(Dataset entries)
****************

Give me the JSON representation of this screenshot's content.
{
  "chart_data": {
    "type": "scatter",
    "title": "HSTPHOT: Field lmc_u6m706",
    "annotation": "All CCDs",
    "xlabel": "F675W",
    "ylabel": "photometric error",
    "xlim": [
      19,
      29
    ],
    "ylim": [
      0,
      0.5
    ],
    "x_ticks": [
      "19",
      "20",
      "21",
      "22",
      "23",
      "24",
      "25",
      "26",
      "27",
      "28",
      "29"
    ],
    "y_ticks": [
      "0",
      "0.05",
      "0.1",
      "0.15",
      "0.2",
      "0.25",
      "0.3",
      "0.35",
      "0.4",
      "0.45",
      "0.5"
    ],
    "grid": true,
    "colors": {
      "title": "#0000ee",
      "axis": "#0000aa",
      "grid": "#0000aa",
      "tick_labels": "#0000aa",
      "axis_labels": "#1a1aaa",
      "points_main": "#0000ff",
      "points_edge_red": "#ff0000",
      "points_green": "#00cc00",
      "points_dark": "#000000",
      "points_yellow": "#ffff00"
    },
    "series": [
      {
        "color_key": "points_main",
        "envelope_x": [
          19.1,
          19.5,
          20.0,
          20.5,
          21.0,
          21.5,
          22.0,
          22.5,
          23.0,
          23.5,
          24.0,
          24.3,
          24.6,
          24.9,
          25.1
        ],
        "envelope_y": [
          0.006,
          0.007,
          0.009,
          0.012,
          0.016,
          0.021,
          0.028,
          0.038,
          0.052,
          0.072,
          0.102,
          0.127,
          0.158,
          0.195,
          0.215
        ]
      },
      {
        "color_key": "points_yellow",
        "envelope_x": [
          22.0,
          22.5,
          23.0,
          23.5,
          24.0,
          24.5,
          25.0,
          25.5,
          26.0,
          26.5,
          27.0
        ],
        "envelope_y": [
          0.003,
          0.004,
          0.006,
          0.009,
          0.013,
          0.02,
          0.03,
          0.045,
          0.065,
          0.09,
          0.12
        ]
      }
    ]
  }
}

****************

● INSTRUCTIONS FOR THE TASK:
Count the lines in which the string "title" appears, then report only that figure.

● SOLUTION BELOW:
2